• _TO DO_: Your task is to transcribe all of the data below exactly, omitting the images.
***** RECORDS
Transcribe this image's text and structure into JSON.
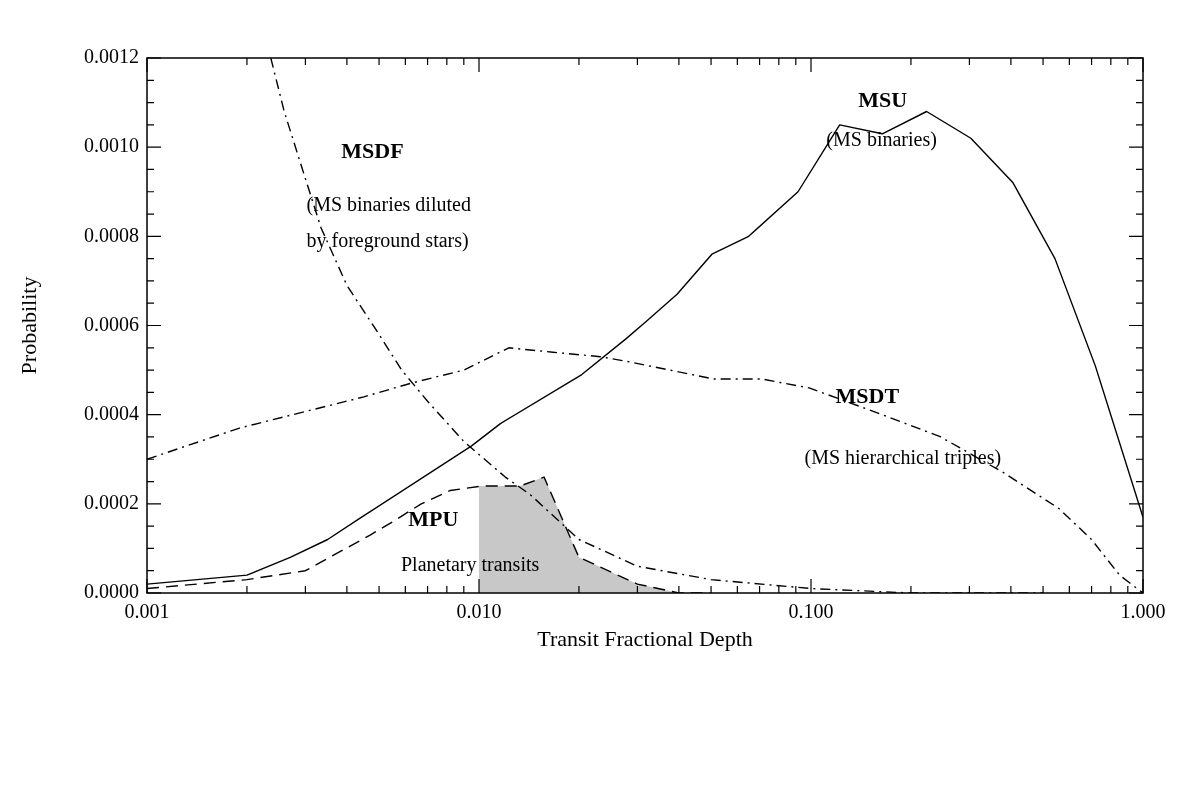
{
  "chart_data": {
    "type": "line",
    "xlabel": "Transit Fractional Depth",
    "ylabel": "Probability",
    "log": "x",
    "grid": false,
    "legend": false,
    "marker": "none",
    "xlim": [
      0.001,
      1.0
    ],
    "xticks": [
      {
        "value": 0.001,
        "label": "0.001"
      },
      {
        "value": 0.002,
        "label": null
      },
      {
        "value": 0.003,
        "label": null
      },
      {
        "value": 0.004,
        "label": null
      },
      {
        "value": 0.005,
        "label": null
      },
      {
        "value": 0.006,
        "label": null
      },
      {
        "value": 0.007,
        "label": null
      },
      {
        "value": 0.008,
        "label": null
      },
      {
        "value": 0.009,
        "label": null
      },
      {
        "value": 0.01,
        "label": "0.010"
      },
      {
        "value": 0.02,
        "label": null
      },
      {
        "value": 0.03,
        "label": null
      },
      {
        "value": 0.04,
        "label": null
      },
      {
        "value": 0.05,
        "label": null
      },
      {
        "value": 0.06,
        "label": null
      },
      {
        "value": 0.07,
        "label": null
      },
      {
        "value": 0.08,
        "label": null
      },
      {
        "value": 0.09,
        "label": null
      },
      {
        "value": 0.1,
        "label": "0.100"
      },
      {
        "value": 0.2,
        "label": null
      },
      {
        "value": 0.3,
        "label": null
      },
      {
        "value": 0.4,
        "label": null
      },
      {
        "value": 0.5,
        "label": null
      },
      {
        "value": 0.6,
        "label": null
      },
      {
        "value": 0.7,
        "label": null
      },
      {
        "value": 0.8,
        "label": null
      },
      {
        "value": 0.9,
        "label": null
      },
      {
        "value": 1.0,
        "label": "1.000"
      }
    ],
    "ylim": [
      0,
      0.0012
    ],
    "yticks": [
      {
        "value": 0,
        "label": "0.0000"
      },
      {
        "value": 5e-05,
        "label": null
      },
      {
        "value": 0.0001,
        "label": null
      },
      {
        "value": 0.00015,
        "label": null
      },
      {
        "value": 0.0002,
        "label": "0.0002"
      },
      {
        "value": 0.00025,
        "label": null
      },
      {
        "value": 0.0003,
        "label": null
      },
      {
        "value": 0.00035,
        "label": null
      },
      {
        "value": 0.0004,
        "label": "0.0004"
      },
      {
        "value": 0.00045,
        "label": null
      },
      {
        "value": 0.0005,
        "label": null
      },
      {
        "value": 0.00055,
        "label": null
      },
      {
        "value": 0.0006,
        "label": "0.0006"
      },
      {
        "value": 0.00065,
        "label": null
      },
      {
        "value": 0.0007,
        "label": null
      },
      {
        "value": 0.00075,
        "label": null
      },
      {
        "value": 0.0008,
        "label": "0.0008"
      },
      {
        "value": 0.00085,
        "label": null
      },
      {
        "value": 0.0009,
        "label": null
      },
      {
        "value": 0.00095,
        "label": null
      },
      {
        "value": 0.001,
        "label": "0.0010"
      },
      {
        "value": 0.00105,
        "label": null
      },
      {
        "value": 0.0011,
        "label": null
      },
      {
        "value": 0.00115,
        "label": null
      },
      {
        "value": 0.0012,
        "label": "0.0012"
      }
    ],
    "series": [
      {
        "color": "#000000",
        "line_style": "solid",
        "x": [
          0.001,
          0.002,
          0.0027,
          0.0035,
          0.00443,
          0.0095,
          0.0116,
          0.0204,
          0.0277,
          0.032,
          0.0395,
          0.0503,
          0.0649,
          0.0914,
          0.122,
          0.164,
          0.223,
          0.303,
          0.406,
          0.543,
          0.718,
          1.0
        ],
        "values": [
          2e-05,
          4e-05,
          8e-05,
          0.00012,
          0.00017,
          0.00033,
          0.00038,
          0.00049,
          0.00057,
          0.00061,
          0.00067,
          0.00076,
          0.0008,
          0.0009,
          0.00105,
          0.00103,
          0.00108,
          0.00102,
          0.00092,
          0.00075,
          0.00051,
          0.00017
        ]
      },
      {
        "color": "#000000",
        "line_style": "dashdot",
        "x": [
          0.00236,
          0.00259,
          0.00294,
          0.00334,
          0.004,
          0.0049,
          0.00585,
          0.007,
          0.009,
          0.012,
          0.0143,
          0.02,
          0.03,
          0.05,
          0.1,
          0.2,
          0.3,
          0.5
        ],
        "values": [
          0.0012,
          0.00108,
          0.00095,
          0.00082,
          0.00069,
          0.00059,
          0.0005,
          0.00043,
          0.00034,
          0.00026,
          0.00022,
          0.00012,
          6e-05,
          3e-05,
          1e-05,
          0,
          0,
          0
        ]
      },
      {
        "color": "#000000",
        "line_style": "dashdot",
        "x": [
          0.001,
          0.0019,
          0.0045,
          0.0062,
          0.009,
          0.0123,
          0.0167,
          0.0232,
          0.0277,
          0.0509,
          0.071,
          0.0987,
          0.164,
          0.246,
          0.38,
          0.557,
          0.7,
          0.85,
          1.0
        ],
        "values": [
          0.0003,
          0.00037,
          0.00044,
          0.00047,
          0.0005,
          0.00055,
          0.00054,
          0.00053,
          0.00052,
          0.00048,
          0.00048,
          0.00046,
          0.0004,
          0.00035,
          0.00027,
          0.00019,
          0.00012,
          4e-05,
          0
        ]
      },
      {
        "color": "#000000",
        "line_style": "dashed",
        "x": [
          0.001,
          0.002,
          0.003,
          0.0047,
          0.0055,
          0.0067,
          0.0082,
          0.0102,
          0.0133,
          0.0157,
          0.02,
          0.03,
          0.04,
          0.05
        ],
        "values": [
          1e-05,
          3e-05,
          5e-05,
          0.00013,
          0.00016,
          0.0002,
          0.00023,
          0.00024,
          0.00024,
          0.00026,
          8e-05,
          2e-05,
          0,
          0
        ]
      },
      {
        "type": "area",
        "color": "#c8c8c8",
        "x": [
          0.01,
          0.0133,
          0.0157,
          0.02,
          0.03,
          0.04,
          0.05
        ],
        "values": [
          0.00024,
          0.00024,
          0.00026,
          8e-05,
          2e-05,
          0,
          0
        ]
      }
    ],
    "annotations": [
      {
        "text": "MSU",
        "x": 0.223,
        "y": 0.00108
      },
      {
        "text": "(MS binaries)",
        "x": 0.223,
        "y": 0.00108
      },
      {
        "text": "MSDF",
        "x": 0.00294,
        "y": 0.00095
      },
      {
        "text": "(MS binaries diluted",
        "x": 0.00294,
        "y": 0.00095
      },
      {
        "text": "by foreground stars)",
        "x": 0.00294,
        "y": 0.00095
      },
      {
        "text": "MSDT",
        "x": 0.164,
        "y": 0.0004
      },
      {
        "text": "(MS hierarchical triples)",
        "x": 0.246,
        "y": 0.00035
      },
      {
        "text": "MPU",
        "x": 0.0067,
        "y": 0.0002
      },
      {
        "text": "Planetary transits",
        "x": 0.0047,
        "y": 0.00013
      }
    ]
  }
}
**********
• _TASK SOLUTION_:
Transcribe this image's text and structure into JSON.
{
  "chart_data": {
    "type": "line",
    "xlabel": "Transit Fractional Depth",
    "ylabel": "Probability",
    "log": "x",
    "grid": false,
    "legend": false,
    "marker": "none",
    "xlim": [
      0.001,
      1.0
    ],
    "xticks": [
      {
        "value": 0.001,
        "label": "0.001"
      },
      {
        "value": 0.002,
        "label": null
      },
      {
        "value": 0.003,
        "label": null
      },
      {
        "value": 0.004,
        "label": null
      },
      {
        "value": 0.005,
        "label": null
      },
      {
        "value": 0.006,
        "label": null
      },
      {
        "value": 0.007,
        "label": null
      },
      {
        "value": 0.008,
        "label": null
      },
      {
        "value": 0.009,
        "label": null
      },
      {
        "value": 0.01,
        "label": "0.010"
      },
      {
        "value": 0.02,
        "label": null
      },
      {
        "value": 0.03,
        "label": null
      },
      {
        "value": 0.04,
        "label": null
      },
      {
        "value": 0.05,
        "label": null
      },
      {
        "value": 0.06,
        "label": null
      },
      {
        "value": 0.07,
        "label": null
      },
      {
        "value": 0.08,
        "label": null
      },
      {
        "value": 0.09,
        "label": null
      },
      {
        "value": 0.1,
        "label": "0.100"
      },
      {
        "value": 0.2,
        "label": null
      },
      {
        "value": 0.3,
        "label": null
      },
      {
        "value": 0.4,
        "label": null
      },
      {
        "value": 0.5,
        "label": null
      },
      {
        "value": 0.6,
        "label": null
      },
      {
        "value": 0.7,
        "label": null
      },
      {
        "value": 0.8,
        "label": null
      },
      {
        "value": 0.9,
        "label": null
      },
      {
        "value": 1.0,
        "label": "1.000"
      }
    ],
    "ylim": [
      0,
      0.0012
    ],
    "yticks": [
      {
        "value": 0,
        "label": "0.0000"
      },
      {
        "value": 5e-05,
        "label": null
      },
      {
        "value": 0.0001,
        "label": null
      },
      {
        "value": 0.00015,
        "label": null
      },
      {
        "value": 0.0002,
        "label": "0.0002"
      },
      {
        "value": 0.00025,
        "label": null
      },
      {
        "value": 0.0003,
        "label": null
      },
      {
        "value": 0.00035,
        "label": null
      },
      {
        "value": 0.0004,
        "label": "0.0004"
      },
      {
        "value": 0.00045,
        "label": null
      },
      {
        "value": 0.0005,
        "label": null
      },
      {
        "value": 0.00055,
        "label": null
      },
      {
        "value": 0.0006,
        "label": "0.0006"
      },
      {
        "value": 0.00065,
        "label": null
      },
      {
        "value": 0.0007,
        "label": null
      },
      {
        "value": 0.00075,
        "label": null
      },
      {
        "value": 0.0008,
        "label": "0.0008"
      },
      {
        "value": 0.00085,
        "label": null
      },
      {
        "value": 0.0009,
        "label": null
      },
      {
        "value": 0.00095,
        "label": null
      },
      {
        "value": 0.001,
        "label": "0.0010"
      },
      {
        "value": 0.00105,
        "label": null
      },
      {
        "value": 0.0011,
        "label": null
      },
      {
        "value": 0.00115,
        "label": null
      },
      {
        "value": 0.0012,
        "label": "0.0012"
      }
    ],
    "series": [
      {
        "color": "#000000",
        "line_style": "solid",
        "x": [
          0.001,
          0.002,
          0.0027,
          0.0035,
          0.00443,
          0.0095,
          0.0116,
          0.0204,
          0.0277,
          0.032,
          0.0395,
          0.0503,
          0.0649,
          0.0914,
          0.122,
          0.164,
          0.223,
          0.303,
          0.406,
          0.543,
          0.718,
          1.0
        ],
        "values": [
          2e-05,
          4e-05,
          8e-05,
          0.00012,
          0.00017,
          0.00033,
          0.00038,
          0.00049,
          0.00057,
          0.00061,
          0.00067,
          0.00076,
          0.0008,
          0.0009,
          0.00105,
          0.00103,
          0.00108,
          0.00102,
          0.00092,
          0.00075,
          0.00051,
          0.00017
        ]
      },
      {
        "color": "#000000",
        "line_style": "dashdot",
        "x": [
          0.00236,
          0.00259,
          0.00294,
          0.00334,
          0.004,
          0.0049,
          0.00585,
          0.007,
          0.009,
          0.012,
          0.0143,
          0.02,
          0.03,
          0.05,
          0.1,
          0.2,
          0.3,
          0.5
        ],
        "values": [
          0.0012,
          0.00108,
          0.00095,
          0.00082,
          0.00069,
          0.00059,
          0.0005,
          0.00043,
          0.00034,
          0.00026,
          0.00022,
          0.00012,
          6e-05,
          3e-05,
          1e-05,
          0,
          0,
          0
        ]
      },
      {
        "color": "#000000",
        "line_style": "dashdot",
        "x": [
          0.001,
          0.0019,
          0.0045,
          0.0062,
          0.009,
          0.0123,
          0.0167,
          0.0232,
          0.0277,
          0.0509,
          0.071,
          0.0987,
          0.164,
          0.246,
          0.38,
          0.557,
          0.7,
          0.85,
          1.0
        ],
        "values": [
          0.0003,
          0.00037,
          0.00044,
          0.00047,
          0.0005,
          0.00055,
          0.00054,
          0.00053,
          0.00052,
          0.00048,
          0.00048,
          0.00046,
          0.0004,
          0.00035,
          0.00027,
          0.00019,
          0.00012,
          4e-05,
          0
        ]
      },
      {
        "color": "#000000",
        "line_style": "dashed",
        "x": [
          0.001,
          0.002,
          0.003,
          0.0047,
          0.0055,
          0.0067,
          0.0082,
          0.0102,
          0.0133,
          0.0157,
          0.02,
          0.03,
          0.04,
          0.05
        ],
        "values": [
          1e-05,
          3e-05,
          5e-05,
          0.00013,
          0.00016,
          0.0002,
          0.00023,
          0.00024,
          0.00024,
          0.00026,
          8e-05,
          2e-05,
          0,
          0
        ]
      },
      {
        "type": "area",
        "color": "#c8c8c8",
        "x": [
          0.01,
          0.0133,
          0.0157,
          0.02,
          0.03,
          0.04,
          0.05
        ],
        "values": [
          0.00024,
          0.00024,
          0.00026,
          8e-05,
          2e-05,
          0,
          0
        ]
      }
    ],
    "annotations": [
      {
        "text": "MSU",
        "x": 0.223,
        "y": 0.00108
      },
      {
        "text": "(MS binaries)",
        "x": 0.223,
        "y": 0.00108
      },
      {
        "text": "MSDF",
        "x": 0.00294,
        "y": 0.00095
      },
      {
        "text": "(MS binaries diluted",
        "x": 0.00294,
        "y": 0.00095
      },
      {
        "text": "by foreground stars)",
        "x": 0.00294,
        "y": 0.00095
      },
      {
        "text": "MSDT",
        "x": 0.164,
        "y": 0.0004
      },
      {
        "text": "(MS hierarchical triples)",
        "x": 0.246,
        "y": 0.00035
      },
      {
        "text": "MPU",
        "x": 0.0067,
        "y": 0.0002
      },
      {
        "text": "Planetary transits",
        "x": 0.0047,
        "y": 0.00013
      }
    ]
  }
}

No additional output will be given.